Problem to work on. State how many lines of the data contain the word "الطريق", and write nothing besides the number.

==== Record extracts

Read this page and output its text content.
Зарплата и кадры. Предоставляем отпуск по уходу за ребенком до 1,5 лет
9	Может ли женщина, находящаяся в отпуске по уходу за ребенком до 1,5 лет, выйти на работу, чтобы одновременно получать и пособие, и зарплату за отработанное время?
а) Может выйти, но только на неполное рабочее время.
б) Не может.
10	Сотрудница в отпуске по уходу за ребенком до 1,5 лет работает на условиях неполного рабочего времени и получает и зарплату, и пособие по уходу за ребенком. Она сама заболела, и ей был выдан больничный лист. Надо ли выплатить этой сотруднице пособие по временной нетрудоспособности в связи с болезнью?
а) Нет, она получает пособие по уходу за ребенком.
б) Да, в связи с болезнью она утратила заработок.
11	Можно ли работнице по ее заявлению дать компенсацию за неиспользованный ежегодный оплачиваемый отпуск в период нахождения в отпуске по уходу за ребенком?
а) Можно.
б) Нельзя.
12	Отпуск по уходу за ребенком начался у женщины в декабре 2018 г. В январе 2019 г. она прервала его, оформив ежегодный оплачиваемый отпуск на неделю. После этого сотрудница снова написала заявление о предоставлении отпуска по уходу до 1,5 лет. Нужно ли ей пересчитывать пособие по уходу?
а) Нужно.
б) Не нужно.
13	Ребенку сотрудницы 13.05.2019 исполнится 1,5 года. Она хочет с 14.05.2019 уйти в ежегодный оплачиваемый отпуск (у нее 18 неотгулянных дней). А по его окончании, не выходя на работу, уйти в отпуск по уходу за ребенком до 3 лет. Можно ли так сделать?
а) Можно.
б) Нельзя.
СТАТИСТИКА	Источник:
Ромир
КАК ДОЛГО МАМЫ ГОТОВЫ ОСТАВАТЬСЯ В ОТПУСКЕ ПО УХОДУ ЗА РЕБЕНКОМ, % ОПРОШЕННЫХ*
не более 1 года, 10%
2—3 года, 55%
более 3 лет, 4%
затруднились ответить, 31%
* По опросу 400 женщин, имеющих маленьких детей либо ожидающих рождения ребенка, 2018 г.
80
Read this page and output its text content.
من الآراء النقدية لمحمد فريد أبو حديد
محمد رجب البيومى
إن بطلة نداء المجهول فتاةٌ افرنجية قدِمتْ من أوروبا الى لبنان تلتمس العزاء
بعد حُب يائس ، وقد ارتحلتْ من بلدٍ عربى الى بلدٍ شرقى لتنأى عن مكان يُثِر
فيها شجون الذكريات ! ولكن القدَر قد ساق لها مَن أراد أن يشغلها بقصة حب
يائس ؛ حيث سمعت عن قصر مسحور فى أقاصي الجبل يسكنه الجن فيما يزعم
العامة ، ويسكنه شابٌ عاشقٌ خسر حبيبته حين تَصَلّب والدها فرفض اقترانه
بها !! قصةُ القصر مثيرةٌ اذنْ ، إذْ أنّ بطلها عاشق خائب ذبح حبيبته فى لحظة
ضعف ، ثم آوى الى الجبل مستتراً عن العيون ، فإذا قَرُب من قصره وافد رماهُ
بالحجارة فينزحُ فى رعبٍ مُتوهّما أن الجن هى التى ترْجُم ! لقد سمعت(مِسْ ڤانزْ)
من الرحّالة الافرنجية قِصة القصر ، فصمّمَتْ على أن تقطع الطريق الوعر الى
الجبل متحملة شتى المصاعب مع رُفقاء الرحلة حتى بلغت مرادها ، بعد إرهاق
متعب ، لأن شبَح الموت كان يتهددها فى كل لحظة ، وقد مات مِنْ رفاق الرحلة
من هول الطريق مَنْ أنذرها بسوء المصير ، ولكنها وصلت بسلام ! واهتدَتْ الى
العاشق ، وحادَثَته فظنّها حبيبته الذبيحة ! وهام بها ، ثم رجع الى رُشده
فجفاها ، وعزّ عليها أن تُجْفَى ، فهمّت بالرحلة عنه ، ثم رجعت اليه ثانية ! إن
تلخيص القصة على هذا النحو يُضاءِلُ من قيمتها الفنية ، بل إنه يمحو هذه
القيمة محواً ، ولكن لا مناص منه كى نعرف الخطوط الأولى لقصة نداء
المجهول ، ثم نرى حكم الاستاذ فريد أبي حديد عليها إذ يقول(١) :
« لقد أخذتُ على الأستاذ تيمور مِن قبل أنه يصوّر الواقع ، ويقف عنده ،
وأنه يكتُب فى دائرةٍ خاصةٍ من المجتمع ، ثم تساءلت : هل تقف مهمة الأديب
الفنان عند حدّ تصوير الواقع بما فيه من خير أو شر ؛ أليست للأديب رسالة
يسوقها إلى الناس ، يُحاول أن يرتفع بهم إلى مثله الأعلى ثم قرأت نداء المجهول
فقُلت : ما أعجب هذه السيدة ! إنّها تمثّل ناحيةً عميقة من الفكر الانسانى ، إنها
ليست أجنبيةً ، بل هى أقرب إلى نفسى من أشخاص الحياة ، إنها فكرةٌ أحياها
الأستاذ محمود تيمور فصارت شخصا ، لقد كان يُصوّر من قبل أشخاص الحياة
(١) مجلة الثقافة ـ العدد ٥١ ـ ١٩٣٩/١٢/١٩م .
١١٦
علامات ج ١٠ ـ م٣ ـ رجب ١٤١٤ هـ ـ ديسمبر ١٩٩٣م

========

Response for this exercise. 2